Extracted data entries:
━━━

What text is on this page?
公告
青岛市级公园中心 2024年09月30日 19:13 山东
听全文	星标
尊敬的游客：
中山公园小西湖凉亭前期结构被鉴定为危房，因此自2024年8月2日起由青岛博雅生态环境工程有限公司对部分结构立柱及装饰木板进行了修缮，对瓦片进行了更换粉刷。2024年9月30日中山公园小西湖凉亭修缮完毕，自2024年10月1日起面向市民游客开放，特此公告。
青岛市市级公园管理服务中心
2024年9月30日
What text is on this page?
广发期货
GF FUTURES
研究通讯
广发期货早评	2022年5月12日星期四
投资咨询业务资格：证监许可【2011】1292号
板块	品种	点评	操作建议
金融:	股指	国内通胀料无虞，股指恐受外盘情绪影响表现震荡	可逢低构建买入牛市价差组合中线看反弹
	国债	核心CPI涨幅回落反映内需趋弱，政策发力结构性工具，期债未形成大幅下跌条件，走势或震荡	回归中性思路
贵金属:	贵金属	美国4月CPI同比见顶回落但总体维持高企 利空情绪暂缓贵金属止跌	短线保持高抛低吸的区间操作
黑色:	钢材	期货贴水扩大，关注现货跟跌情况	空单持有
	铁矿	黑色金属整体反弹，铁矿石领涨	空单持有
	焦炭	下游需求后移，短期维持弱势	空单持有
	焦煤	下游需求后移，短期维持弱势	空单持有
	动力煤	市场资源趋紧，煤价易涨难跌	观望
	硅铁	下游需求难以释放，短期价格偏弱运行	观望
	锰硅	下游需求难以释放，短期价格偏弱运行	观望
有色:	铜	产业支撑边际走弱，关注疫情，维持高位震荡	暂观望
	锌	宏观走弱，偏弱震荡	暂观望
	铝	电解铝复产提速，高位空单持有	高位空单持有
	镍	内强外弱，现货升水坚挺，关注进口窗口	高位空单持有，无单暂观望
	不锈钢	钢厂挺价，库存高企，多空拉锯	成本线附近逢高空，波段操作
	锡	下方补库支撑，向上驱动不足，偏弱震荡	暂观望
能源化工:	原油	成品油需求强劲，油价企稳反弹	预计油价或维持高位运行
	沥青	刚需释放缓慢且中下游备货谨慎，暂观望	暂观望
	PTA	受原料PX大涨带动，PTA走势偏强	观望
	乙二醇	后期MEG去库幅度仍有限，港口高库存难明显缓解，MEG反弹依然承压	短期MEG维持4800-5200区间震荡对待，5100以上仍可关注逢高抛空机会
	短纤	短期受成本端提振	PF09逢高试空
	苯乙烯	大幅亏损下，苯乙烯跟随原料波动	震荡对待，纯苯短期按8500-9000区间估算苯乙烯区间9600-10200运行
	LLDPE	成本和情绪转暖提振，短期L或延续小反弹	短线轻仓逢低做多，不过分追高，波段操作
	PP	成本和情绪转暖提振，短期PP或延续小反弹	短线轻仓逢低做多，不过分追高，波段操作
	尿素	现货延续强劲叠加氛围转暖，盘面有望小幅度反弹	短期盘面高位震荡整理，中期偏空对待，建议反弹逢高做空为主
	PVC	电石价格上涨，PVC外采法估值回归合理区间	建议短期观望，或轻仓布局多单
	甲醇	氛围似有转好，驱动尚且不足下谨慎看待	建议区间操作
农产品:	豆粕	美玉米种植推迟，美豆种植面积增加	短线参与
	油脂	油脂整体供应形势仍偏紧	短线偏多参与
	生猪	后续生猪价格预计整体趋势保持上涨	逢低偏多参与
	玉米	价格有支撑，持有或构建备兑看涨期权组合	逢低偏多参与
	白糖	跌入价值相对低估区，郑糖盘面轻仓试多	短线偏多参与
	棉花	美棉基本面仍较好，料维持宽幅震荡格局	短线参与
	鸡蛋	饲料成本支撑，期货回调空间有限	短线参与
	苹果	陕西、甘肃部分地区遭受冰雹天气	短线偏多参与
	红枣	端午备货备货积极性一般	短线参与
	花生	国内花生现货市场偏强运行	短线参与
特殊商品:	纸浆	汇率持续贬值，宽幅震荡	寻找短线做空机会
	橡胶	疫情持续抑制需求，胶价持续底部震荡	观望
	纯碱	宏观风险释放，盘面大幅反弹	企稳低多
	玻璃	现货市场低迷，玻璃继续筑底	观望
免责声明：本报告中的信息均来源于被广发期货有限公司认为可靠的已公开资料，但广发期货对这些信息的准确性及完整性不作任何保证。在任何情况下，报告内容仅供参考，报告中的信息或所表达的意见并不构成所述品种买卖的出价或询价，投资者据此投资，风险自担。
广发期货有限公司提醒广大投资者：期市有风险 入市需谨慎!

━━━

**Exercise directions**
Pick out all lines from the data above in which the word "高位空单持有" appears.

**Response to this exercise**
	铝	电解铝复产提速，高位空单持有	高位空单持有
	镍	内强外弱，现货升水坚挺，关注进口窗口	高位空单持有，无单暂观望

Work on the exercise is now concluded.